▶ EXERCISE
Retype everything in the listing, leaving each line exactly as it is.

◇ ◇ ◇

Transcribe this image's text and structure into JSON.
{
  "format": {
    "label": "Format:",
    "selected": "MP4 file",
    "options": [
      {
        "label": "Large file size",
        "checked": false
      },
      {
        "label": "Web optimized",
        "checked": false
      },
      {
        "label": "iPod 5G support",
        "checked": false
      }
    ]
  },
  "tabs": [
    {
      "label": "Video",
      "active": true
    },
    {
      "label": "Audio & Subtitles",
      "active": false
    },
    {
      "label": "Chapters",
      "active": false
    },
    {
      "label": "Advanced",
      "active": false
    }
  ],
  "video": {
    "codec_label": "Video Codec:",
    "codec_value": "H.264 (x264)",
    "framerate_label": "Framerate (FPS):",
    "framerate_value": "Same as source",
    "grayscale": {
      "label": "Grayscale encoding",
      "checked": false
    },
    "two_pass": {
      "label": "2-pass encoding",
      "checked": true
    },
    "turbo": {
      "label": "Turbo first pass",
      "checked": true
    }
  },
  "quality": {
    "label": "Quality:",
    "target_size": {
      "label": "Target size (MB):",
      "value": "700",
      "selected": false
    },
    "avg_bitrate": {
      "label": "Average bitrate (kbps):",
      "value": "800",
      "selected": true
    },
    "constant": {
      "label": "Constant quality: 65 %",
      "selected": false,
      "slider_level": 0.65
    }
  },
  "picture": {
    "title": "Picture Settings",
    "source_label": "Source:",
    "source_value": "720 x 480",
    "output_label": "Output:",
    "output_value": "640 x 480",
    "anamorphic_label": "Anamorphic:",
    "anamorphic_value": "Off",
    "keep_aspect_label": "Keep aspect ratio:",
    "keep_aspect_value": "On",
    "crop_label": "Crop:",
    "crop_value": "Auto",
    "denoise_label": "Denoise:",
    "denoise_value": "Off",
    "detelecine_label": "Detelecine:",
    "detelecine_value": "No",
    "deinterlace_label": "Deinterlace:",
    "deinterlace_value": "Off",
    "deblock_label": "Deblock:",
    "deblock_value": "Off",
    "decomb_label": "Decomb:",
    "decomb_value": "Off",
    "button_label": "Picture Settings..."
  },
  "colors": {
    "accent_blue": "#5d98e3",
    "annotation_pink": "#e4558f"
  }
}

◇ ◇ ◇

▶ EXERCISE SOLUTION
Transcribe this image's text and structure into JSON.
{
  "format": {
    "label": "Format:",
    "selected": "MP4 file",
    "options": [
      {
        "label": "Large file size",
        "checked": false
      },
      {
        "label": "Web optimized",
        "checked": false
      },
      {
        "label": "iPod 5G support",
        "checked": false
      }
    ]
  },
  "tabs": [
    {
      "label": "Video",
      "active": true
    },
    {
      "label": "Audio & Subtitles",
      "active": false
    },
    {
      "label": "Chapters",
      "active": false
    },
    {
      "label": "Advanced",
      "active": false
    }
  ],
  "video": {
    "codec_label": "Video Codec:",
    "codec_value": "H.264 (x264)",
    "framerate_label": "Framerate (FPS):",
    "framerate_value": "Same as source",
    "grayscale": {
      "label": "Grayscale encoding",
      "checked": false
    },
    "two_pass": {
      "label": "2-pass encoding",
      "checked": true
    },
    "turbo": {
      "label": "Turbo first pass",
      "checked": true
    }
  },
  "quality": {
    "label": "Quality:",
    "target_size": {
      "label": "Target size (MB):",
      "value": "700",
      "selected": false
    },
    "avg_bitrate": {
      "label": "Average bitrate (kbps):",
      "value": "800",
      "selected": true
    },
    "constant": {
      "label": "Constant quality: 65 %",
      "selected": false,
      "slider_level": 0.65
    }
  },
  "picture": {
    "title": "Picture Settings",
    "source_label": "Source:",
    "source_value": "720 x 480",
    "output_label": "Output:",
    "output_value": "640 x 480",
    "anamorphic_label": "Anamorphic:",
    "anamorphic_value": "Off",
    "keep_aspect_label": "Keep aspect ratio:",
    "keep_aspect_value": "On",
    "crop_label": "Crop:",
    "crop_value": "Auto",
    "denoise_label": "Denoise:",
    "denoise_value": "Off",
    "detelecine_label": "Detelecine:",
    "detelecine_value": "No",
    "deinterlace_label": "Deinterlace:",
    "deinterlace_value": "Off",
    "deblock_label": "Deblock:",
    "deblock_value": "Off",
    "decomb_label": "Decomb:",
    "decomb_value": "Off",
    "button_label": "Picture Settings..."
  },
  "colors": {
    "accent_blue": "#5d98e3",
    "annotation_pink": "#e4558f"
  }
}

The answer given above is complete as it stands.